Document layout analysis data
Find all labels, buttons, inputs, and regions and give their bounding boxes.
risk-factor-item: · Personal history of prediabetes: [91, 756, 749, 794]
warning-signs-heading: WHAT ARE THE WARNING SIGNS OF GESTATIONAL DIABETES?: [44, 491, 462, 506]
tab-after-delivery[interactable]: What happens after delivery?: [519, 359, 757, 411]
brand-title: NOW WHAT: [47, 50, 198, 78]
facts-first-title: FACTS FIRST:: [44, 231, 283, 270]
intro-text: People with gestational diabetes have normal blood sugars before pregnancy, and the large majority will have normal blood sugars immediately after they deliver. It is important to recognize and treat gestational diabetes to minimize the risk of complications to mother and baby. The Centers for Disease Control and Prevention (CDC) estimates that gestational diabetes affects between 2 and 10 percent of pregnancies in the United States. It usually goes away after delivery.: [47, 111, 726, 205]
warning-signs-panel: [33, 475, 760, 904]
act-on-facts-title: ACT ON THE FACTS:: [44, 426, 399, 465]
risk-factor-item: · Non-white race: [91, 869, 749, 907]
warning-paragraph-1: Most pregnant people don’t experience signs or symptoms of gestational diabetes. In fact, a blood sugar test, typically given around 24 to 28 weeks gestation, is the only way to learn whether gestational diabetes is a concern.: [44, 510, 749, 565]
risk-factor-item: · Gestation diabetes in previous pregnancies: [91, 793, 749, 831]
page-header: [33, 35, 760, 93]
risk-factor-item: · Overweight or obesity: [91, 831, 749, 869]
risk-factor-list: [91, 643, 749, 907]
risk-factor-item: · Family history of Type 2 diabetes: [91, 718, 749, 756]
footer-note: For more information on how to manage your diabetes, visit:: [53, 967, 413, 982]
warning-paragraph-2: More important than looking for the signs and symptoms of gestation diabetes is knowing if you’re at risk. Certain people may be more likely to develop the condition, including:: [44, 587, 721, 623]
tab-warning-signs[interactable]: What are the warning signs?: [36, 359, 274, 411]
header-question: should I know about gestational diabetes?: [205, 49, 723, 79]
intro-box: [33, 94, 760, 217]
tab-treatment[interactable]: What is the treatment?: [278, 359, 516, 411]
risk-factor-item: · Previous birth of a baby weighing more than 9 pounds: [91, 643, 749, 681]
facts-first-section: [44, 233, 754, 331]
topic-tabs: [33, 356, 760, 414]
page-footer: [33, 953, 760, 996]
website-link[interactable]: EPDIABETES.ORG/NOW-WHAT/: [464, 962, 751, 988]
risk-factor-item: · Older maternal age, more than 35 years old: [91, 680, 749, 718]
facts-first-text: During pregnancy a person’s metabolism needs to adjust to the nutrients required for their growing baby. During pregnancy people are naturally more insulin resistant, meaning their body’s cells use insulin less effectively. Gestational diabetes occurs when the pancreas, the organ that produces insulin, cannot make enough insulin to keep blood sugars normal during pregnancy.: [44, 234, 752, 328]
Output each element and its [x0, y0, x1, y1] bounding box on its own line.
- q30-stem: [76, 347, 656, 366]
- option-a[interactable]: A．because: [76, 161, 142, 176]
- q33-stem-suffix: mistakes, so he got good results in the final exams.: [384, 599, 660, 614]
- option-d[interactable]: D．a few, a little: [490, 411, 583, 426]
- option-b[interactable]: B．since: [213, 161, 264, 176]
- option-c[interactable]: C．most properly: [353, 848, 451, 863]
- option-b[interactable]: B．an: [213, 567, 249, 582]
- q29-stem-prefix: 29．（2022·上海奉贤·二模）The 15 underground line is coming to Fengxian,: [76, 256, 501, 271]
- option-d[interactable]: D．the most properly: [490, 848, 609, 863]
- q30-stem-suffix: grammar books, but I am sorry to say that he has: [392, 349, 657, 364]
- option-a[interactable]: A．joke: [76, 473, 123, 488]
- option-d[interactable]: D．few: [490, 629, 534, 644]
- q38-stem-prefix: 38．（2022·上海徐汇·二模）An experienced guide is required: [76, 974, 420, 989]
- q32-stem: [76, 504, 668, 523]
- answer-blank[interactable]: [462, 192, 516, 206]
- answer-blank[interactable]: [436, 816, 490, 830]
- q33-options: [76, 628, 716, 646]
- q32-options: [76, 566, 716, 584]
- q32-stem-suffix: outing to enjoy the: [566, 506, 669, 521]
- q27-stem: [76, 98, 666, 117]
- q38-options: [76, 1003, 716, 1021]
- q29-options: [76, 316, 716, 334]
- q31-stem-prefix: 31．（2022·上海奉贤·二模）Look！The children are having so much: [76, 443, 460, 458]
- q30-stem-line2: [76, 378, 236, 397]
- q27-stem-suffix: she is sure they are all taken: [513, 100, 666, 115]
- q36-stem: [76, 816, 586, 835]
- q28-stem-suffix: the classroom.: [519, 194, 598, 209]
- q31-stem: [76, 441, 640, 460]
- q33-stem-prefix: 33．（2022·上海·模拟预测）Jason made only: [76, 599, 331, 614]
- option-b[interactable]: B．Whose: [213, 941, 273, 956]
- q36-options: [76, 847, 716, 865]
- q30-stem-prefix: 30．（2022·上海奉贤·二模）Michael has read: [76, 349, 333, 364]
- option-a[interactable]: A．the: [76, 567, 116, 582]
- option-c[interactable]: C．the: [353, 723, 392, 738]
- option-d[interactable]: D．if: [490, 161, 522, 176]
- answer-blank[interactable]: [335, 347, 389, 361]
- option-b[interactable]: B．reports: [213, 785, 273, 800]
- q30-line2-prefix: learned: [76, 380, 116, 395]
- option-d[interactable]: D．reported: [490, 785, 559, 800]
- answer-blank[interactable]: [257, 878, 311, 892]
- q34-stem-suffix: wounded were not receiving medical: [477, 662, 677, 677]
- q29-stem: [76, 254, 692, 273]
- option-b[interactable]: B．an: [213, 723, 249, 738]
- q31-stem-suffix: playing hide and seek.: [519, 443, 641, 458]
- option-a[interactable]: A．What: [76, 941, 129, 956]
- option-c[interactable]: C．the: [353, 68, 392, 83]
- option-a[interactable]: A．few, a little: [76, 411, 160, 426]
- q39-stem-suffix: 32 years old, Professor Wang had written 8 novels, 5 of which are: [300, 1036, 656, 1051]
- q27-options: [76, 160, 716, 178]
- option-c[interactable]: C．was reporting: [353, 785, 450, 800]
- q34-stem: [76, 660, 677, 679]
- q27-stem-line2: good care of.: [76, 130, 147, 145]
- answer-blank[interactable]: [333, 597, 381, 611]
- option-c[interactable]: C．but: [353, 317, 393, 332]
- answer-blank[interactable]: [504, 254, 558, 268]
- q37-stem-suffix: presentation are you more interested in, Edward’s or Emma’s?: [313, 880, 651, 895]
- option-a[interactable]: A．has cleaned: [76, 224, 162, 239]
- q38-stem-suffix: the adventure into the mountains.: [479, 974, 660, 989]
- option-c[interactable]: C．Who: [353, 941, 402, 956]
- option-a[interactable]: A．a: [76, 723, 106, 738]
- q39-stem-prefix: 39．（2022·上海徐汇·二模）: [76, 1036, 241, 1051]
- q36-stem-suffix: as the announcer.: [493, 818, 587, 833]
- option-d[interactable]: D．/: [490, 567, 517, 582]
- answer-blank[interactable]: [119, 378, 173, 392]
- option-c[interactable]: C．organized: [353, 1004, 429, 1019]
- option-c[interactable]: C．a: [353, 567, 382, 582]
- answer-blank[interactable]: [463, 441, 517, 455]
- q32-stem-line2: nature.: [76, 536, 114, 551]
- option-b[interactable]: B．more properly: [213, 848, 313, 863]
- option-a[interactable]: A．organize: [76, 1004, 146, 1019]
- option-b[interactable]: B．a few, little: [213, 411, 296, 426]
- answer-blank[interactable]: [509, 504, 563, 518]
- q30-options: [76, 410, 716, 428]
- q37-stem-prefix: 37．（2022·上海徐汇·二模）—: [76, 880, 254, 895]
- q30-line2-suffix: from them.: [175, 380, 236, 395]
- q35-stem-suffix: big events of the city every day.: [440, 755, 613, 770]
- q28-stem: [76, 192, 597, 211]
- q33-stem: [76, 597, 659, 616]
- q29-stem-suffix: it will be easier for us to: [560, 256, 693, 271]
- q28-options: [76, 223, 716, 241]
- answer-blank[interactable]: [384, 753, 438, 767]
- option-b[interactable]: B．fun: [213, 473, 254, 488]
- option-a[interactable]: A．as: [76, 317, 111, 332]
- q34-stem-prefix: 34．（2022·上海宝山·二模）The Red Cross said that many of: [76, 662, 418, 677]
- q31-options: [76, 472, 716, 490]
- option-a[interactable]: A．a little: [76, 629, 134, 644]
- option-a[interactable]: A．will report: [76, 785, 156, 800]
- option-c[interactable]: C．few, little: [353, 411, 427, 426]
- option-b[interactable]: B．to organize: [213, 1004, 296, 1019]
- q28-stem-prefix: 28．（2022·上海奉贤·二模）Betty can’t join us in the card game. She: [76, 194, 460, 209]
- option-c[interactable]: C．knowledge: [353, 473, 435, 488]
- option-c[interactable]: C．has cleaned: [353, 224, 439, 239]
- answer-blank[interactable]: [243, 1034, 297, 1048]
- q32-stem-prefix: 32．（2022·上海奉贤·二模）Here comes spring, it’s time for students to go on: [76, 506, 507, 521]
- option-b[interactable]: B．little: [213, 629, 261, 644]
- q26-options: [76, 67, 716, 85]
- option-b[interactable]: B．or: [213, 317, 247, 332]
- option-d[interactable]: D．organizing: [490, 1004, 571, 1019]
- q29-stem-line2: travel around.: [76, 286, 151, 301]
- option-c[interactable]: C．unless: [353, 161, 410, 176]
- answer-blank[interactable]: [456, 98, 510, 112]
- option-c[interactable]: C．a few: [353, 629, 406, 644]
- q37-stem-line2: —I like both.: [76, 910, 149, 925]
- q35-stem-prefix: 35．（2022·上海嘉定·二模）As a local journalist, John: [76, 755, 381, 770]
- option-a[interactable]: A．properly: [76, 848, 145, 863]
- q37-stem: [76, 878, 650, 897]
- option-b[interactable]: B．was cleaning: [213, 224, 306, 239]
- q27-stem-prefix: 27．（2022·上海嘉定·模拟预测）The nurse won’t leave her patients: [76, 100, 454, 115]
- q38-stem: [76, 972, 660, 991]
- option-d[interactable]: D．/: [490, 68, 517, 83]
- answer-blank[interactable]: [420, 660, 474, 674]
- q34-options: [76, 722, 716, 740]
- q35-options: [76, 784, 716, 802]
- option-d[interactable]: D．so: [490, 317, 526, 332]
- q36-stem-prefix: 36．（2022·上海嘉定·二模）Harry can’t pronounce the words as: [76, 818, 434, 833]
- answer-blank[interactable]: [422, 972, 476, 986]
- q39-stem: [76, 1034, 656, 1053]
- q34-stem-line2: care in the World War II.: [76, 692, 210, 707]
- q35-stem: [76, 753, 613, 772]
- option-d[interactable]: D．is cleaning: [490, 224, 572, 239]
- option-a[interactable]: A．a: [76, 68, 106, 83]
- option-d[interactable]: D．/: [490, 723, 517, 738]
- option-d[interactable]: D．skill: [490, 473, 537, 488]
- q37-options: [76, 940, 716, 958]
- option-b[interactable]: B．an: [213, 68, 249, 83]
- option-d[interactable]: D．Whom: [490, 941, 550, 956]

• **WORK TASK**: Every line above that includes the word "care" should be listed.

• **EXERCISE RESPONSE**:
- q27-stem-line2: good care of.: [76, 130, 147, 145]
- q34-stem-line2: care in the World War II.: [76, 692, 210, 707]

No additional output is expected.